▼▼▼

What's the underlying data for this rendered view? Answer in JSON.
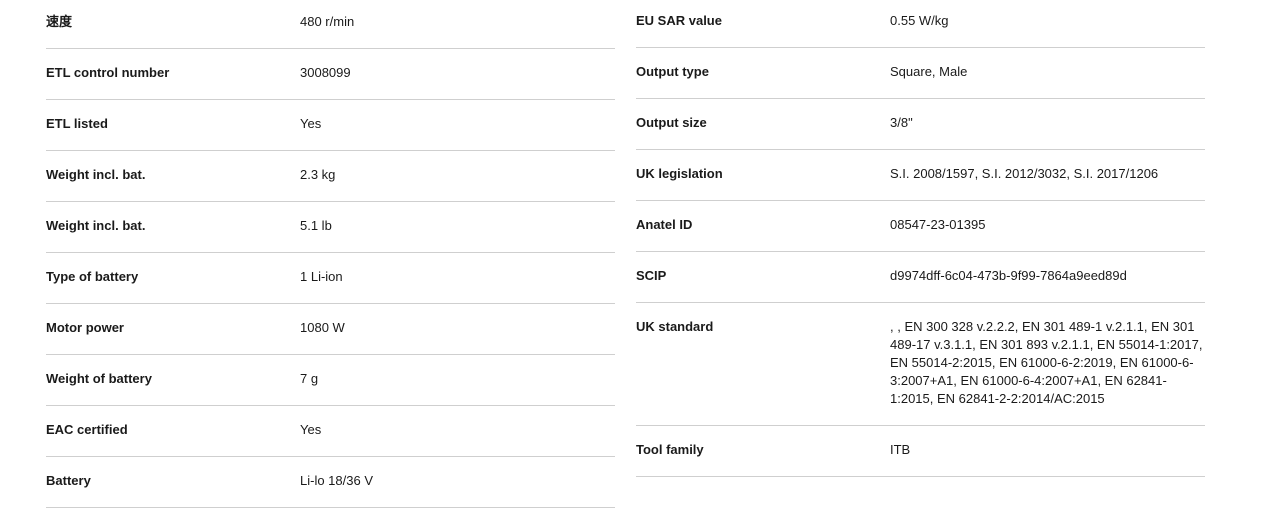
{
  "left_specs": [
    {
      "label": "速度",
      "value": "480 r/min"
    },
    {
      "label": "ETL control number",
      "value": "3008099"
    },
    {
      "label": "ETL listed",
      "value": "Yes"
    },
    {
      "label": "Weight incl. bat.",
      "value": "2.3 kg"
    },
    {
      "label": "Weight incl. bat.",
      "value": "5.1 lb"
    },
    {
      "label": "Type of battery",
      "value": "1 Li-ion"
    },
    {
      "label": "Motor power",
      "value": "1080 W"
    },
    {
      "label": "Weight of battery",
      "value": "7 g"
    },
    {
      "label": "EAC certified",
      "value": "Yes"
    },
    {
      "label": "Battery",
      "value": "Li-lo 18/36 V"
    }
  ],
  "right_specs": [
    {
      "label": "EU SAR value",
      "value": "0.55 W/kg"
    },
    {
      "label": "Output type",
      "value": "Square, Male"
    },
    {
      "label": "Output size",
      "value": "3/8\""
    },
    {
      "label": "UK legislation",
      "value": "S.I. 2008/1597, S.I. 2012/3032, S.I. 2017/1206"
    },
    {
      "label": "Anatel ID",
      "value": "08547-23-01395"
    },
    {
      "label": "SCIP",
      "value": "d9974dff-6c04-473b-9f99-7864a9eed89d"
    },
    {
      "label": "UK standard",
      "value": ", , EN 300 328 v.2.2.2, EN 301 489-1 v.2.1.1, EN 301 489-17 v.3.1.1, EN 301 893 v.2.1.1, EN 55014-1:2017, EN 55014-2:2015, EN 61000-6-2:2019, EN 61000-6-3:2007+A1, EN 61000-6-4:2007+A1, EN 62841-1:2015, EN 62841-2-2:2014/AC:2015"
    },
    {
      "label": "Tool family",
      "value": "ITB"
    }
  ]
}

▲▲▲

Direction: Reproduce the material word for word, minus the images.

Response:
What's the underlying data for this rendered view? Answer in JSON.
{
  "left_specs": [
    {
      "label": "速度",
      "value": "480 r/min"
    },
    {
      "label": "ETL control number",
      "value": "3008099"
    },
    {
      "label": "ETL listed",
      "value": "Yes"
    },
    {
      "label": "Weight incl. bat.",
      "value": "2.3 kg"
    },
    {
      "label": "Weight incl. bat.",
      "value": "5.1 lb"
    },
    {
      "label": "Type of battery",
      "value": "1 Li-ion"
    },
    {
      "label": "Motor power",
      "value": "1080 W"
    },
    {
      "label": "Weight of battery",
      "value": "7 g"
    },
    {
      "label": "EAC certified",
      "value": "Yes"
    },
    {
      "label": "Battery",
      "value": "Li-lo 18/36 V"
    }
  ],
  "right_specs": [
    {
      "label": "EU SAR value",
      "value": "0.55 W/kg"
    },
    {
      "label": "Output type",
      "value": "Square, Male"
    },
    {
      "label": "Output size",
      "value": "3/8\""
    },
    {
      "label": "UK legislation",
      "value": "S.I. 2008/1597, S.I. 2012/3032, S.I. 2017/1206"
    },
    {
      "label": "Anatel ID",
      "value": "08547-23-01395"
    },
    {
      "label": "SCIP",
      "value": "d9974dff-6c04-473b-9f99-7864a9eed89d"
    },
    {
      "label": "UK standard",
      "value": ", , EN 300 328 v.2.2.2, EN 301 489-1 v.2.1.1, EN 301 489-17 v.3.1.1, EN 301 893 v.2.1.1, EN 55014-1:2017, EN 55014-2:2015, EN 61000-6-2:2019, EN 61000-6-3:2007+A1, EN 61000-6-4:2007+A1, EN 62841-1:2015, EN 62841-2-2:2014/AC:2015"
    },
    {
      "label": "Tool family",
      "value": "ITB"
    }
  ]
}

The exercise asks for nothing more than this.